--- Begin EXTRACTED RECORDS ---

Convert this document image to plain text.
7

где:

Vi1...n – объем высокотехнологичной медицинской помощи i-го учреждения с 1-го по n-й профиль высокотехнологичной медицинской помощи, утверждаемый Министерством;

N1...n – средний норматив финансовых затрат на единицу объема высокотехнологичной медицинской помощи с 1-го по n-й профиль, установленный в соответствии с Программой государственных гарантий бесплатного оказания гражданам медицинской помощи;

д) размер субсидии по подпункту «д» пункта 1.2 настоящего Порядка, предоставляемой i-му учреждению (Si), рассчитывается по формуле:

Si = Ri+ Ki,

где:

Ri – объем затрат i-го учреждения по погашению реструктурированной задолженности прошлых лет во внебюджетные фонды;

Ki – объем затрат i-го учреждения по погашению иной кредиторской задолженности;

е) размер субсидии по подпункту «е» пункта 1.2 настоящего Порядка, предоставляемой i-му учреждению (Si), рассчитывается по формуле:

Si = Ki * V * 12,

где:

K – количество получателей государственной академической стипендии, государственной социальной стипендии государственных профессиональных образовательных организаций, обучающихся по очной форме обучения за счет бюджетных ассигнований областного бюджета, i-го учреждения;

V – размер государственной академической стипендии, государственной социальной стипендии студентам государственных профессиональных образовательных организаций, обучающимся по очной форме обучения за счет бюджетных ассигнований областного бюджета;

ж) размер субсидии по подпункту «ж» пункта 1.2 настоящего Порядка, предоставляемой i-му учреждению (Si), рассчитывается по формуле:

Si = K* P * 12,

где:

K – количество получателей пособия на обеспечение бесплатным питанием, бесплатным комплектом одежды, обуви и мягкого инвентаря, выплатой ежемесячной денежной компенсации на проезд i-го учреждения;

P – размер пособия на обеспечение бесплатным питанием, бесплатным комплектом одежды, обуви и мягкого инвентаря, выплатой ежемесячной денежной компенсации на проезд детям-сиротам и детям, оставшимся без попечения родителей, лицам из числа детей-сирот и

--- End EXTRACTED RECORDS ---

## OBJECTIVE
The required output is the number of lines containing the word "выплатой", and nothing besides.

## IN RESPONSE
2